Items listed in a dataset:
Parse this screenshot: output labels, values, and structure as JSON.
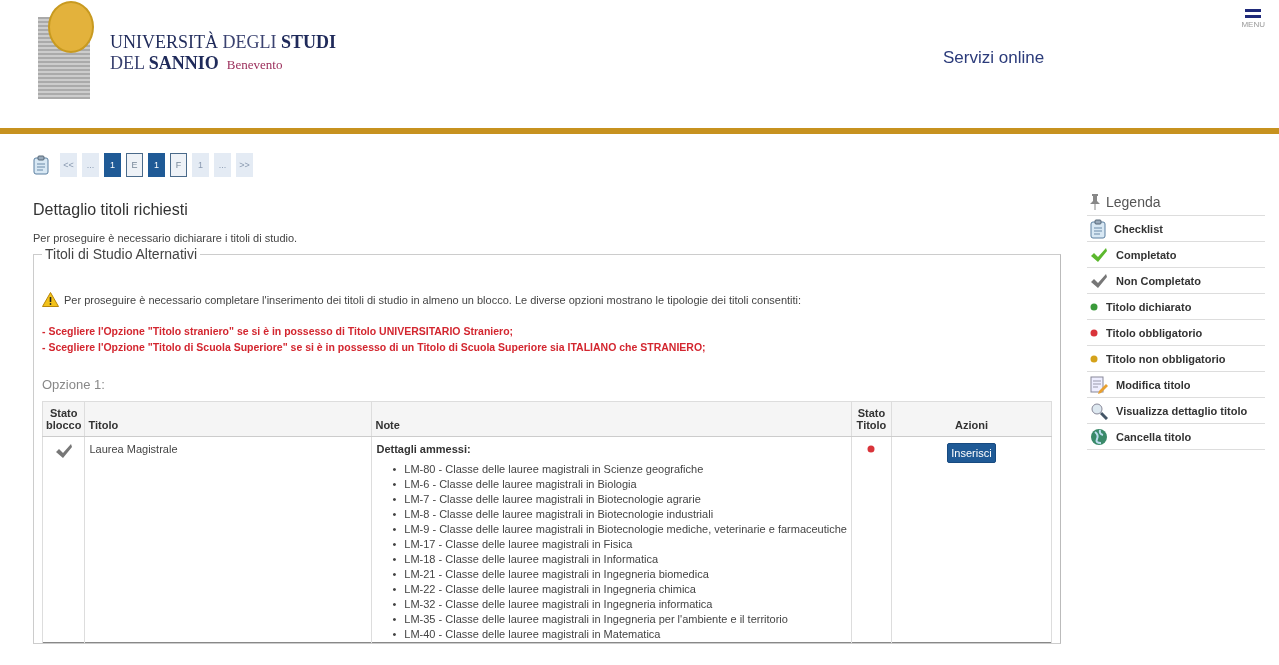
{
  "header": {
    "logo_line1_regular": "UNIVERSITÀ",
    "logo_line1_light": "DEGLI",
    "logo_line1_bold": "STUDI",
    "logo_line2_light": "DEL",
    "logo_line2_bold": "SANNIO",
    "logo_city": "Benevento",
    "service": "Servizi online",
    "menu_label": "MENU"
  },
  "steps": [
    {
      "label": "<<",
      "kind": "plain"
    },
    {
      "label": "...",
      "kind": "plain"
    },
    {
      "label": "1",
      "kind": "filled"
    },
    {
      "label": "E",
      "kind": "outline"
    },
    {
      "label": "1",
      "kind": "filled"
    },
    {
      "label": "F",
      "kind": "outline"
    },
    {
      "label": "1",
      "kind": "plain"
    },
    {
      "label": "...",
      "kind": "plain"
    },
    {
      "label": ">>",
      "kind": "plain"
    }
  ],
  "page_title": "Dettaglio titoli richiesti",
  "intro": "Per proseguire è necessario dichiarare i titoli di studio.",
  "fieldset": {
    "legend": "Titoli di Studio Alternativi",
    "warning": "Per proseguire è necessario completare l'inserimento dei titoli di studio in almeno un blocco. Le diverse opzioni mostrano le tipologie dei titoli consentiti:",
    "notes": [
      "- Scegliere l'Opzione \"Titolo straniero\" se si è in possesso di Titolo UNIVERSITARIO Straniero;",
      "- Scegliere l'Opzione \"Titolo di Scuola Superiore\" se si è in possesso di un Titolo di Scuola Superiore sia ITALIANO che STRANIERO;"
    ],
    "option_label": "Opzione 1:",
    "table": {
      "columns": [
        "Stato blocco",
        "Titolo",
        "Note",
        "Stato Titolo",
        "Azioni"
      ],
      "rows": [
        {
          "completed": false,
          "title": "Laurea Magistrale",
          "notes_heading": "Dettagli ammessi:",
          "notes_items": [
            "LM-80 - Classe delle lauree magistrali in Scienze geografiche",
            "LM-6 - Classe delle lauree magistrali in Biologia",
            "LM-7 - Classe delle lauree magistrali in Biotecnologie agrarie",
            "LM-8 - Classe delle lauree magistrali in Biotecnologie industriali",
            "LM-9 - Classe delle lauree magistrali in Biotecnologie mediche, veterinarie e farmaceutiche",
            "LM-17 - Classe delle lauree magistrali in Fisica",
            "LM-18 - Classe delle lauree magistrali in Informatica",
            "LM-21 - Classe delle lauree magistrali in Ingegneria biomedica",
            "LM-22 - Classe delle lauree magistrali in Ingegneria chimica",
            "LM-32 - Classe delle lauree magistrali in Ingegneria informatica",
            "LM-35 - Classe delle lauree magistrali in Ingegneria per l'ambiente e il territorio",
            "LM-40 - Classe delle lauree magistrali in Matematica"
          ],
          "list_marker": "•",
          "color": "#d9343a",
          "action": "Inserisci"
        }
      ]
    }
  },
  "legend": {
    "title": "Legenda",
    "items": [
      {
        "label": "Checklist",
        "kind": "checklist"
      },
      {
        "label": "Completato",
        "kind": "done"
      },
      {
        "label": "Non Completato",
        "kind": "not-done"
      },
      {
        "label": "Titolo dichiarato",
        "kind": "dot",
        "color": "#3a9a3a"
      },
      {
        "label": "Titolo obbligatorio",
        "kind": "dot",
        "color": "#d9343a"
      },
      {
        "label": "Titolo non obbligatorio",
        "kind": "dot",
        "color": "#d4a21a"
      },
      {
        "label": "Modifica titolo",
        "kind": "edit"
      },
      {
        "label": "Visualizza dettaglio titolo",
        "kind": "view"
      },
      {
        "label": "Cancella titolo",
        "kind": "delete"
      }
    ]
  }
}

-- Problem to solve --
Pictures are excluded; output everything else in the data verbatim.

-- Task response --
Parse this screenshot: output labels, values, and structure as JSON.
{
  "header": {
    "logo_line1_regular": "UNIVERSITÀ",
    "logo_line1_light": "DEGLI",
    "logo_line1_bold": "STUDI",
    "logo_line2_light": "DEL",
    "logo_line2_bold": "SANNIO",
    "logo_city": "Benevento",
    "service": "Servizi online",
    "menu_label": "MENU"
  },
  "steps": [
    {
      "label": "<<",
      "kind": "plain"
    },
    {
      "label": "...",
      "kind": "plain"
    },
    {
      "label": "1",
      "kind": "filled"
    },
    {
      "label": "E",
      "kind": "outline"
    },
    {
      "label": "1",
      "kind": "filled"
    },
    {
      "label": "F",
      "kind": "outline"
    },
    {
      "label": "1",
      "kind": "plain"
    },
    {
      "label": "...",
      "kind": "plain"
    },
    {
      "label": ">>",
      "kind": "plain"
    }
  ],
  "page_title": "Dettaglio titoli richiesti",
  "intro": "Per proseguire è necessario dichiarare i titoli di studio.",
  "fieldset": {
    "legend": "Titoli di Studio Alternativi",
    "warning": "Per proseguire è necessario completare l'inserimento dei titoli di studio in almeno un blocco. Le diverse opzioni mostrano le tipologie dei titoli consentiti:",
    "notes": [
      "- Scegliere l'Opzione \"Titolo straniero\" se si è in possesso di Titolo UNIVERSITARIO Straniero;",
      "- Scegliere l'Opzione \"Titolo di Scuola Superiore\" se si è in possesso di un Titolo di Scuola Superiore sia ITALIANO che STRANIERO;"
    ],
    "option_label": "Opzione 1:",
    "table": {
      "columns": [
        "Stato blocco",
        "Titolo",
        "Note",
        "Stato Titolo",
        "Azioni"
      ],
      "rows": [
        {
          "completed": false,
          "title": "Laurea Magistrale",
          "notes_heading": "Dettagli ammessi:",
          "notes_items": [
            "LM-80 - Classe delle lauree magistrali in Scienze geografiche",
            "LM-6 - Classe delle lauree magistrali in Biologia",
            "LM-7 - Classe delle lauree magistrali in Biotecnologie agrarie",
            "LM-8 - Classe delle lauree magistrali in Biotecnologie industriali",
            "LM-9 - Classe delle lauree magistrali in Biotecnologie mediche, veterinarie e farmaceutiche",
            "LM-17 - Classe delle lauree magistrali in Fisica",
            "LM-18 - Classe delle lauree magistrali in Informatica",
            "LM-21 - Classe delle lauree magistrali in Ingegneria biomedica",
            "LM-22 - Classe delle lauree magistrali in Ingegneria chimica",
            "LM-32 - Classe delle lauree magistrali in Ingegneria informatica",
            "LM-35 - Classe delle lauree magistrali in Ingegneria per l'ambiente e il territorio",
            "LM-40 - Classe delle lauree magistrali in Matematica"
          ],
          "list_marker": "•",
          "color": "#d9343a",
          "action": "Inserisci"
        }
      ]
    }
  },
  "legend": {
    "title": "Legenda",
    "items": [
      {
        "label": "Checklist",
        "kind": "checklist"
      },
      {
        "label": "Completato",
        "kind": "done"
      },
      {
        "label": "Non Completato",
        "kind": "not-done"
      },
      {
        "label": "Titolo dichiarato",
        "kind": "dot",
        "color": "#3a9a3a"
      },
      {
        "label": "Titolo obbligatorio",
        "kind": "dot",
        "color": "#d9343a"
      },
      {
        "label": "Titolo non obbligatorio",
        "kind": "dot",
        "color": "#d4a21a"
      },
      {
        "label": "Modifica titolo",
        "kind": "edit"
      },
      {
        "label": "Visualizza dettaglio titolo",
        "kind": "view"
      },
      {
        "label": "Cancella titolo",
        "kind": "delete"
      }
    ]
  }
}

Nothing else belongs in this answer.